WRITTEN REQUEST ▸ Images appear in the records below; leave them out and repeat everything else exactly.

════════

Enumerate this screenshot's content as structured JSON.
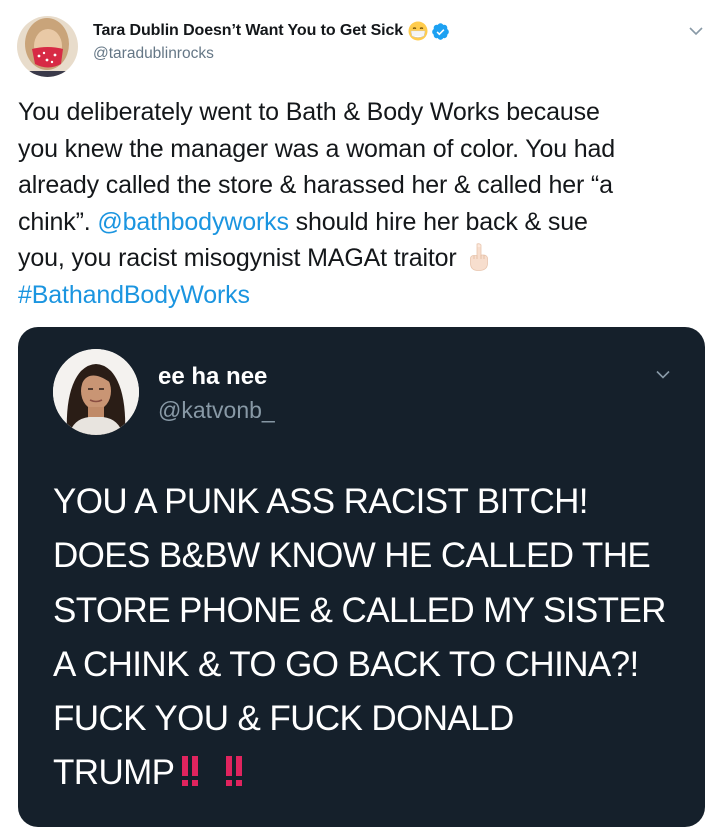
{
  "tweet": {
    "display_name": "Tara Dublin Doesn’t Want You to Get Sick",
    "handle": "@taradublinrocks",
    "icons": {
      "avatar": "user-avatar-red-mask",
      "emoji": "face-with-medical-mask-emoji",
      "verified": "verified-badge-icon",
      "caret": "chevron-down-icon",
      "finger": "middle-finger-emoji"
    },
    "colors": {
      "text": "#14171a",
      "secondary": "#657786",
      "link": "#1b95e0",
      "verified": "#1da1f2"
    },
    "text": {
      "line1": "You deliberately went to Bath & Body Works because",
      "line2": "you knew the manager was a woman of color. You had",
      "line3": "already called the store & harassed her & called her “a",
      "line4a": "chink”. ",
      "mention": "@bathbodyworks",
      "line4b": " should hire her back & sue",
      "line5": "you, you racist misogynist MAGAt traitor",
      "hashtag": "#BathandBodyWorks"
    }
  },
  "quoted_tweet": {
    "display_name": "ee ha nee",
    "handle": "@katvonb_",
    "colors": {
      "background": "#15202b",
      "text": "#ffffff",
      "secondary": "#8899a6",
      "emphasis": "#e0245e"
    },
    "icons": {
      "avatar": "user-avatar-photo",
      "caret": "chevron-down-icon",
      "exclamation": "double-exclamation-emoji"
    },
    "text": {
      "line1": "YOU A PUNK ASS RACIST BITCH!",
      "line2": "DOES B&BW KNOW HE CALLED THE",
      "line3": "STORE PHONE & CALLED MY SISTER",
      "line4": "A CHINK & TO GO BACK TO CHINA?!",
      "line5": "FUCK YOU & FUCK DONALD",
      "line6": "TRUMP"
    }
  }
}
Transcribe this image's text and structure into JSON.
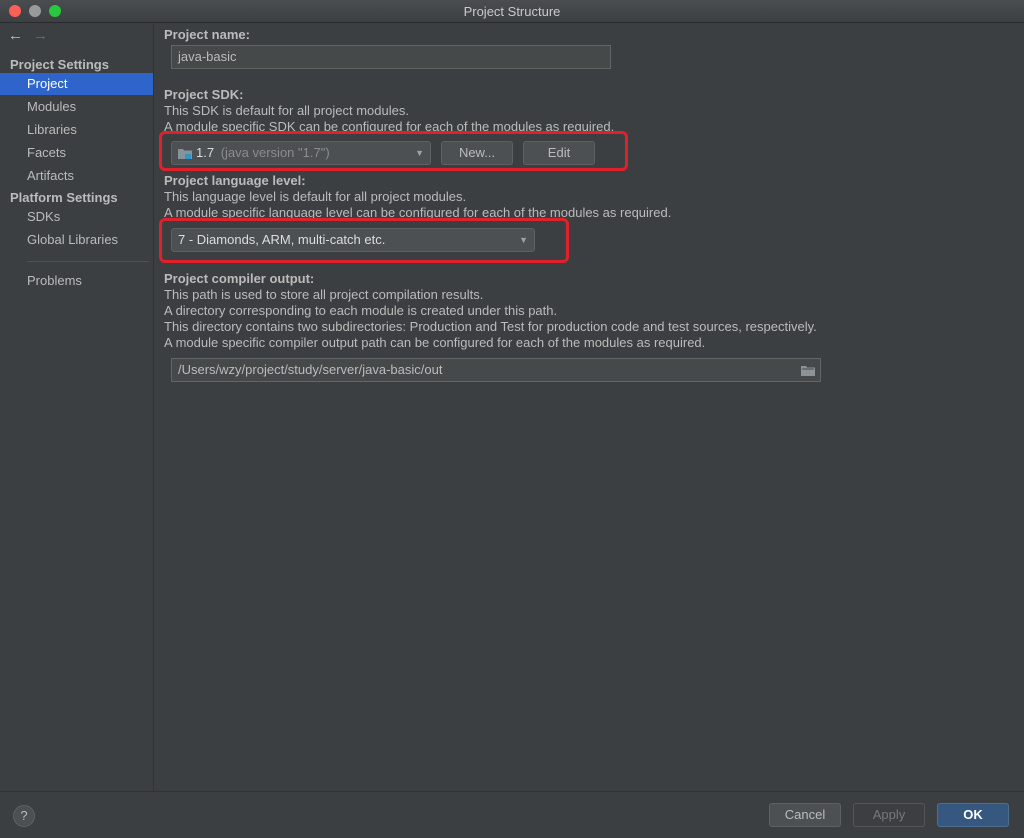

════════

EXERCISE RESULT ▸
Enumerate this screenshot's content as structured JSON.
{
  "tweet": {
    "display_name": "Tara Dublin Doesn’t Want You to Get Sick",
    "handle": "@taradublinrocks",
    "icons": {
      "avatar": "user-avatar-red-mask",
      "emoji": "face-with-medical-mask-emoji",
      "verified": "verified-badge-icon",
      "caret": "chevron-down-icon",
      "finger": "middle-finger-emoji"
    },
    "colors": {
      "text": "#14171a",
      "secondary": "#657786",
      "link": "#1b95e0",
      "verified": "#1da1f2"
    },
    "text": {
      "line1": "You deliberately went to Bath & Body Works because",
      "line2": "you knew the manager was a woman of color. You had",
      "line3": "already called the store & harassed her & called her “a",
      "line4a": "chink”. ",
      "mention": "@bathbodyworks",
      "line4b": " should hire her back & sue",
      "line5": "you, you racist misogynist MAGAt traitor",
      "hashtag": "#BathandBodyWorks"
    }
  },
  "quoted_tweet": {
    "display_name": "ee ha nee",
    "handle": "@katvonb_",
    "colors": {
      "background": "#15202b",
      "text": "#ffffff",
      "secondary": "#8899a6",
      "emphasis": "#e0245e"
    },
    "icons": {
      "avatar": "user-avatar-photo",
      "caret": "chevron-down-icon",
      "exclamation": "double-exclamation-emoji"
    },
    "text": {
      "line1": "YOU A PUNK ASS RACIST BITCH!",
      "line2": "DOES B&BW KNOW HE CALLED THE",
      "line3": "STORE PHONE & CALLED MY SISTER",
      "line4": "A CHINK & TO GO BACK TO CHINA?!",
      "line5": "FUCK YOU & FUCK DONALD",
      "line6": "TRUMP"
    }
  }
}
Transcribe this image's text and structure into JSON.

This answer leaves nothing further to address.